_Exercise material_.

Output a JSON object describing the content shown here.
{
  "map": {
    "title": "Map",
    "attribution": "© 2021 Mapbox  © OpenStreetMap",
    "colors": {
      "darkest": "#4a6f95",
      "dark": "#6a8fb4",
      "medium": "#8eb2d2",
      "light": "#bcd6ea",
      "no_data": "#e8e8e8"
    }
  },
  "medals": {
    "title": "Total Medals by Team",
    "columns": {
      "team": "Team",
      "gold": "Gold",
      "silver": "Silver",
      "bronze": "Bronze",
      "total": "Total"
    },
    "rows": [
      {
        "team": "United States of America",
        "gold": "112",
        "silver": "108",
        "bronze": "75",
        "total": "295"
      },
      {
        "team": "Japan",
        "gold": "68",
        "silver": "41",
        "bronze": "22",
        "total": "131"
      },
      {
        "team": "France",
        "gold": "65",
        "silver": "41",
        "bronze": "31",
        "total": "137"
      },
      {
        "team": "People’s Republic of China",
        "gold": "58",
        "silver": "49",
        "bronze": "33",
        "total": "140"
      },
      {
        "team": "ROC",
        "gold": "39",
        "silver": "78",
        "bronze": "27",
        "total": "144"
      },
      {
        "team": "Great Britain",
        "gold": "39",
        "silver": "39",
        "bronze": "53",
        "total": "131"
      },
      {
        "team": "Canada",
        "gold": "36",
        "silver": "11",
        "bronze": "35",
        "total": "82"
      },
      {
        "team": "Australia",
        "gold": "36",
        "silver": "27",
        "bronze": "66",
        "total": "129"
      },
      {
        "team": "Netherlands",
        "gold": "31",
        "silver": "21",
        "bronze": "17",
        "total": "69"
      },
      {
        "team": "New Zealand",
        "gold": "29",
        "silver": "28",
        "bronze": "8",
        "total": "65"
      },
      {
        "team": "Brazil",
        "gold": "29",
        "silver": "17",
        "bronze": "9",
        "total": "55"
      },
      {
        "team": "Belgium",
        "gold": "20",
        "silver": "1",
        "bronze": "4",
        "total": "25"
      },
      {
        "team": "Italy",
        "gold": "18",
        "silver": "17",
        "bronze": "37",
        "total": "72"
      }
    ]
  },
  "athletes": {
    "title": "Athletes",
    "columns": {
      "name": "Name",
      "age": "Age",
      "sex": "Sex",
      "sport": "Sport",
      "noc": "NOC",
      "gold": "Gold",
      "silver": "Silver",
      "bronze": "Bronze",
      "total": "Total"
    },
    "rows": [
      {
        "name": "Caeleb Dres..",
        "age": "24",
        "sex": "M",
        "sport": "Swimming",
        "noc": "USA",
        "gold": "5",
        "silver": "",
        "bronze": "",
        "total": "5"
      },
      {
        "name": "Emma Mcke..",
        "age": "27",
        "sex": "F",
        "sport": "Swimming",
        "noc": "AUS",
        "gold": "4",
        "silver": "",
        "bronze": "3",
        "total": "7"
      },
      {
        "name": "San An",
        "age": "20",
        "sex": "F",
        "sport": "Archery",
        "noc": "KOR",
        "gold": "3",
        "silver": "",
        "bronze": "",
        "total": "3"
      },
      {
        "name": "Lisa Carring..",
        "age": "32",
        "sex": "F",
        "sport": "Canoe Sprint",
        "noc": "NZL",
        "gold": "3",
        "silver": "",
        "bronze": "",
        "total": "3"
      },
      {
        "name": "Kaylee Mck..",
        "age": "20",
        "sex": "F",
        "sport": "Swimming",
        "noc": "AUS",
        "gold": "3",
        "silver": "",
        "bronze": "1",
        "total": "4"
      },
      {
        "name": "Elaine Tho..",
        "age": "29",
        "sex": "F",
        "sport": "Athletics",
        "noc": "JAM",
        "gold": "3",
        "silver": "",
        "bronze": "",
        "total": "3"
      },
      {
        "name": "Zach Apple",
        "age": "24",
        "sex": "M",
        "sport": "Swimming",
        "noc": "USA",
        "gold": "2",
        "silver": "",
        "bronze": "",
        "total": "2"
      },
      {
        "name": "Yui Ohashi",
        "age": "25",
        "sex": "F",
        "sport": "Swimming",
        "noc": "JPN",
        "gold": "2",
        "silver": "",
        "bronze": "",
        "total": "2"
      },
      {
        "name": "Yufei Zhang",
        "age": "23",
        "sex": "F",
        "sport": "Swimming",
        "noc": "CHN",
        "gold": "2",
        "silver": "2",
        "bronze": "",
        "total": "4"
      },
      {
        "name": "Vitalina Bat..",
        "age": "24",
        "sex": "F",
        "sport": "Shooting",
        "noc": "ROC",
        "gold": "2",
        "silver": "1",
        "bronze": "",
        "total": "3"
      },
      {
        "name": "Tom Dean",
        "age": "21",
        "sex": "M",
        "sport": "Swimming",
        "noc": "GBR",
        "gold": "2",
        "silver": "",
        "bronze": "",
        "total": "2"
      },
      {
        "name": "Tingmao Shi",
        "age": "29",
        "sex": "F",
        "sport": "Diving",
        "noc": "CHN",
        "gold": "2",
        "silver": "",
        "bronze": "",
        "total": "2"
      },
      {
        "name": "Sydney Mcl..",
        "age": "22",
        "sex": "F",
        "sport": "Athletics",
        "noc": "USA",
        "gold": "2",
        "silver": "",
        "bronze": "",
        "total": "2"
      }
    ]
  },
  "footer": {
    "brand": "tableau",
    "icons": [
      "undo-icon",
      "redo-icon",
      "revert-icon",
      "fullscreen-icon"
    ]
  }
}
---
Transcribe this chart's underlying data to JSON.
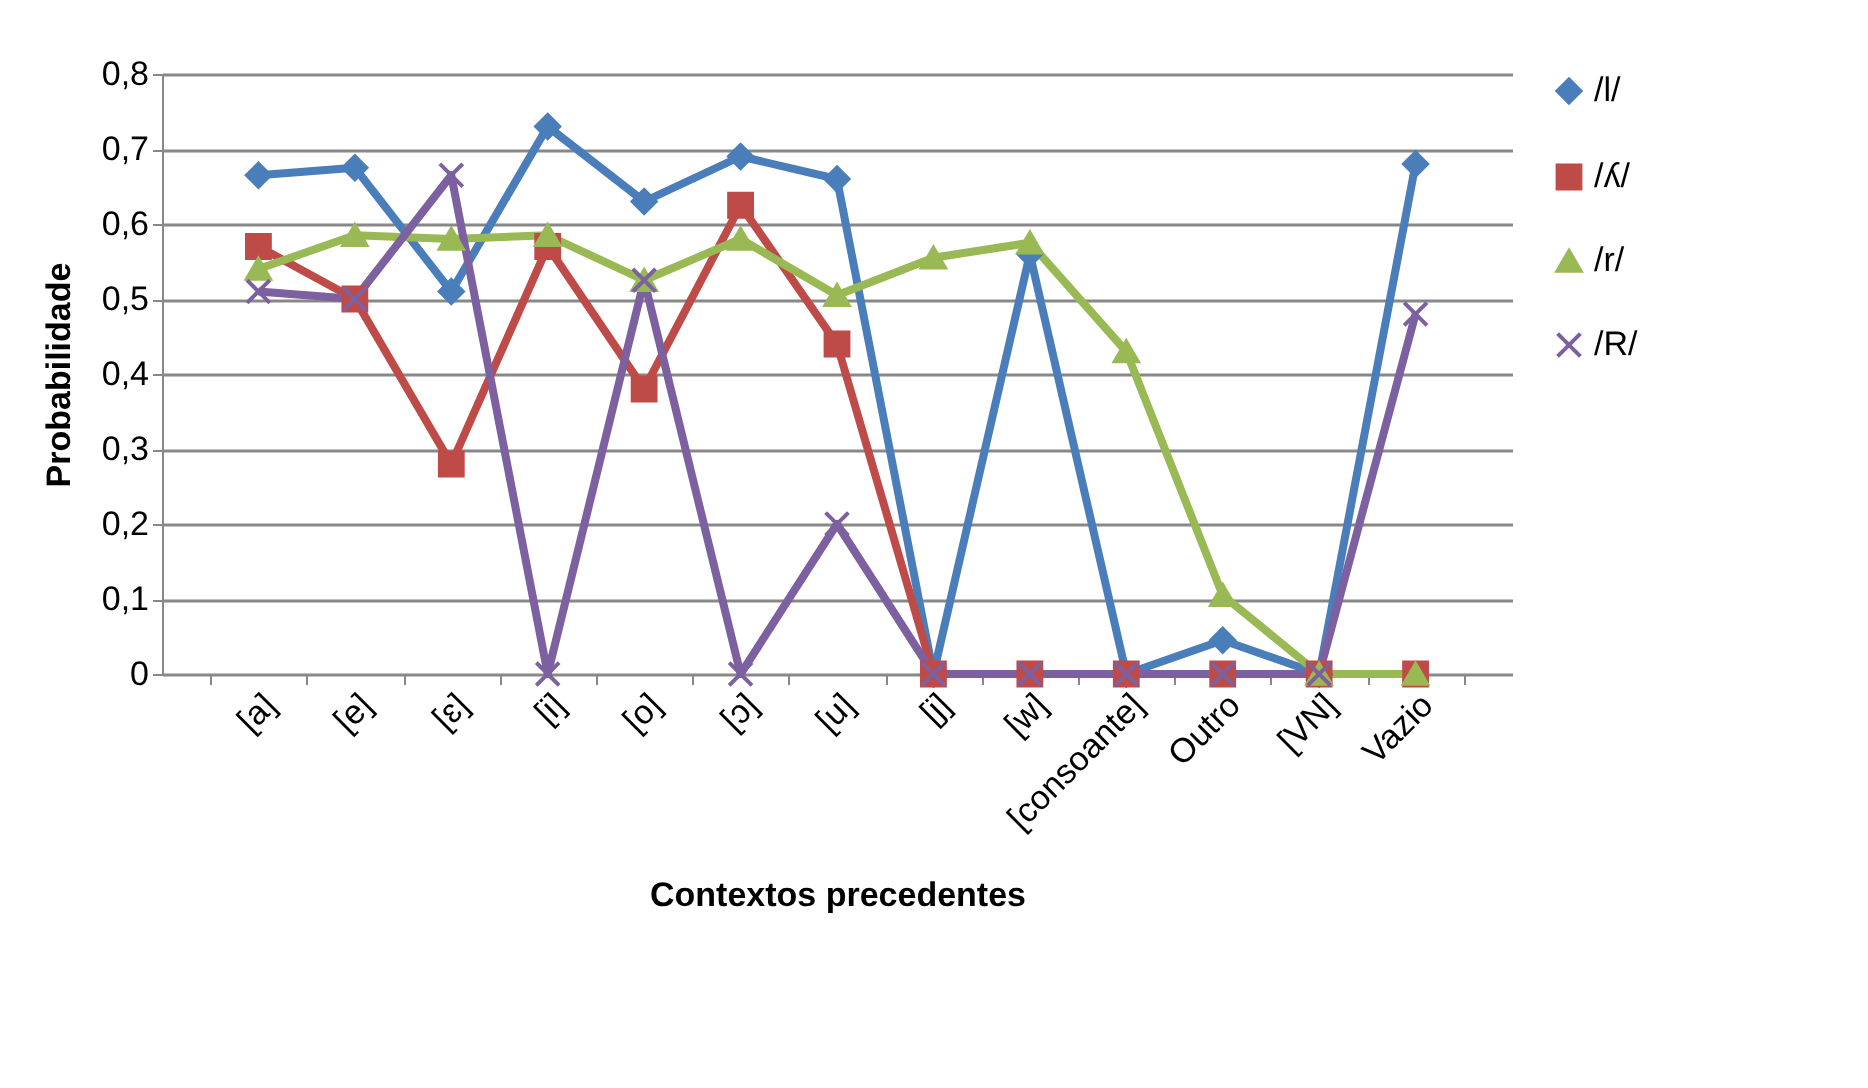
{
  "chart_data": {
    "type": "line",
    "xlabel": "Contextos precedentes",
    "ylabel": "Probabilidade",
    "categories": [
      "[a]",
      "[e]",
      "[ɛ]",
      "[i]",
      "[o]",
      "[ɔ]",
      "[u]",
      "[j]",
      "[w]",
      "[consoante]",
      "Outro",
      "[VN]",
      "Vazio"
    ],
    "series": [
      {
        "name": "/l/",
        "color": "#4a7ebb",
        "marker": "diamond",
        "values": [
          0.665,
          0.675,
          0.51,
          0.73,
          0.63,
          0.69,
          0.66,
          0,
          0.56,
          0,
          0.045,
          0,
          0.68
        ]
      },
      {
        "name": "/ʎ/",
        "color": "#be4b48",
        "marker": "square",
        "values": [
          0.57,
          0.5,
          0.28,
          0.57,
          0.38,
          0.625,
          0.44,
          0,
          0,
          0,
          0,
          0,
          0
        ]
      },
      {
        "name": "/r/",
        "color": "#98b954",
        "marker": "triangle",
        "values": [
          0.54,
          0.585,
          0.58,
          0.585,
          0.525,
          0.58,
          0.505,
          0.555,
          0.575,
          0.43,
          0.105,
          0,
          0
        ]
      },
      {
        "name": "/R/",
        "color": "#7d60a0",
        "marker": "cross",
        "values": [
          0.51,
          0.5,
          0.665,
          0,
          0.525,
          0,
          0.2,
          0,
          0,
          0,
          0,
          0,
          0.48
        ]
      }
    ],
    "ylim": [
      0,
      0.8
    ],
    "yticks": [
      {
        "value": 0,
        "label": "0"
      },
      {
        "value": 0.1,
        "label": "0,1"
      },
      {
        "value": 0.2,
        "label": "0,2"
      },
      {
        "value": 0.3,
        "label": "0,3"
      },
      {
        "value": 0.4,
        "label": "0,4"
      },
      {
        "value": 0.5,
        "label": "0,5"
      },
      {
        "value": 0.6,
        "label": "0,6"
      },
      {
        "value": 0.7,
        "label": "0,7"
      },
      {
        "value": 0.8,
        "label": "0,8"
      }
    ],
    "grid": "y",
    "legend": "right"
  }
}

_Work required_.
Copy out each line that contains the word "marker".

_Full answer_.
        "marker": "diamond",
        "marker": "square",
        "marker": "triangle",
        "marker": "cross",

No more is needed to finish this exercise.